▼▼▼
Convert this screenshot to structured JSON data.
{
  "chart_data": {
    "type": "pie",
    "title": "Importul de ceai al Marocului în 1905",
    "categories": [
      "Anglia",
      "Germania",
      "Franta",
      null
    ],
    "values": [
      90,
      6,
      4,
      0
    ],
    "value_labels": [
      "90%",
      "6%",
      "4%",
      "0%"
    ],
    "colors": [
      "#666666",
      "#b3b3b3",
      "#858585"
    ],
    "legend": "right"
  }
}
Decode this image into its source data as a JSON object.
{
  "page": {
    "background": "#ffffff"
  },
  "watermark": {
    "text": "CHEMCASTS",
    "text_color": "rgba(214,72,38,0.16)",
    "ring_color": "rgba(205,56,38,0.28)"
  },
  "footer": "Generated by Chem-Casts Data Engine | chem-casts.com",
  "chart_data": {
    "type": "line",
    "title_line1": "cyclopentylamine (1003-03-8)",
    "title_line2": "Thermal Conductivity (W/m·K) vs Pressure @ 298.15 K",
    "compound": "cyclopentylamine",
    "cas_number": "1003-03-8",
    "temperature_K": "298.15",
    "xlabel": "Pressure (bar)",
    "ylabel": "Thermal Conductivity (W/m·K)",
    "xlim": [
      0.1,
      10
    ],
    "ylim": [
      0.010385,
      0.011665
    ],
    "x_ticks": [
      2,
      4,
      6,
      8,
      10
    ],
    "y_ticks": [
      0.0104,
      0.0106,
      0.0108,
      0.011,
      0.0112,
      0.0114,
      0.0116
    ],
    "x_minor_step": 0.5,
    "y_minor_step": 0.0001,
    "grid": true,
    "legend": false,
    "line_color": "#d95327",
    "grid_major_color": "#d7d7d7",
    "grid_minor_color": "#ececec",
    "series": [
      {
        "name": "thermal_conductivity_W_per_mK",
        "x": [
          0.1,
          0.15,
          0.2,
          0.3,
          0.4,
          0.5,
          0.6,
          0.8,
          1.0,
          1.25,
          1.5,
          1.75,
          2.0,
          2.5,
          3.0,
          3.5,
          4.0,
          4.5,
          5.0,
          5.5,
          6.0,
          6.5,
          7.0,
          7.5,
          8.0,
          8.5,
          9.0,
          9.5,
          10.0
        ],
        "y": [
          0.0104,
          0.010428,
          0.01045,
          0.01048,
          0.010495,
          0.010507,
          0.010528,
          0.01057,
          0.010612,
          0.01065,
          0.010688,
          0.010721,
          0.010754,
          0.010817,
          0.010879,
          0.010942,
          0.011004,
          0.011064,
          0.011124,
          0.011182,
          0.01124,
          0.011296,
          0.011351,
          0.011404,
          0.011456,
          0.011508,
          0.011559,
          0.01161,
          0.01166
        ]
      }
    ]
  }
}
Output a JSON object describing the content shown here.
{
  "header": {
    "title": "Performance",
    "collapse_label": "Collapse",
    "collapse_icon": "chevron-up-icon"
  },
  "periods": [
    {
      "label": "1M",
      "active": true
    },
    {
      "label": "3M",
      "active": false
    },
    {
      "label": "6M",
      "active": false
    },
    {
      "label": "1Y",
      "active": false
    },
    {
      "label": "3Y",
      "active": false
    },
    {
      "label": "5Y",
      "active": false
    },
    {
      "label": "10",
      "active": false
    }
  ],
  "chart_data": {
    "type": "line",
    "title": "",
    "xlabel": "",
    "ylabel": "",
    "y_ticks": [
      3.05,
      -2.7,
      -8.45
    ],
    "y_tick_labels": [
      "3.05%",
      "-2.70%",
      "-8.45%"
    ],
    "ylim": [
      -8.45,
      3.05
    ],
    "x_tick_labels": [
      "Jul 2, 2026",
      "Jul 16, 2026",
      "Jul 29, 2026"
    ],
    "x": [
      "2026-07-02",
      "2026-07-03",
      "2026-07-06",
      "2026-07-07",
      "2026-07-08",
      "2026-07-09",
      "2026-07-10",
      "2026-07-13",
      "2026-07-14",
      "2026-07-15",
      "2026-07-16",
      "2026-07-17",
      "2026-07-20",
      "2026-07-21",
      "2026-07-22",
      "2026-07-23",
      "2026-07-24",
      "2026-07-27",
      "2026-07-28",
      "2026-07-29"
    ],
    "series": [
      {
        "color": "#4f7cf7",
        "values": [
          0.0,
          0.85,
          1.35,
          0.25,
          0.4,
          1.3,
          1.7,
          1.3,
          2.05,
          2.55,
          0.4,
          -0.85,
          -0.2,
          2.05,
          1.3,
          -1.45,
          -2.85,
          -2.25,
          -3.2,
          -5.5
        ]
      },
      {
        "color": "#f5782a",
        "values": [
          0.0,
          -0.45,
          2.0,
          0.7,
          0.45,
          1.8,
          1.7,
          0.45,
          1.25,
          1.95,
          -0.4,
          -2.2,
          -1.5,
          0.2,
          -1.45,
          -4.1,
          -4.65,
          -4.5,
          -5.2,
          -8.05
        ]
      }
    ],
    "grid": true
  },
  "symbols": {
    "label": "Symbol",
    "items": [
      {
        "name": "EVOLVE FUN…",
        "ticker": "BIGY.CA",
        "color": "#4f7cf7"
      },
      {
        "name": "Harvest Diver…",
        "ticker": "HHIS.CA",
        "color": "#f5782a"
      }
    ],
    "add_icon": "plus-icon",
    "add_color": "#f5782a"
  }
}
▲▲▲
▼▼▼
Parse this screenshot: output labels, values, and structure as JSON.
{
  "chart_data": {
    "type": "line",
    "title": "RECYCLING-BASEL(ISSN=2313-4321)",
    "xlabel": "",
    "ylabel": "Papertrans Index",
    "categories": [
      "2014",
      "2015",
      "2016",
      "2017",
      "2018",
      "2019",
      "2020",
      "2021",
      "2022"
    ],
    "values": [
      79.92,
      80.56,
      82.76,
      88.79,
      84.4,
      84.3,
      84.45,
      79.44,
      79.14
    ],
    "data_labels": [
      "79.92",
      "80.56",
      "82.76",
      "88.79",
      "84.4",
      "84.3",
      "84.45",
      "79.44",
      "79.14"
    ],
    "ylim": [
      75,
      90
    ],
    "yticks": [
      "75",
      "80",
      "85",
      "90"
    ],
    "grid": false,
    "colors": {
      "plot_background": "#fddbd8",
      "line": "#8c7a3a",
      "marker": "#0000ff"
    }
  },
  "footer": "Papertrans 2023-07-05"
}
▲▲▲
__WHAT THIS TASK INVOLVES__
Give only the number of lines in the material above that include the word "Papertrans".

__SOLUTION__
2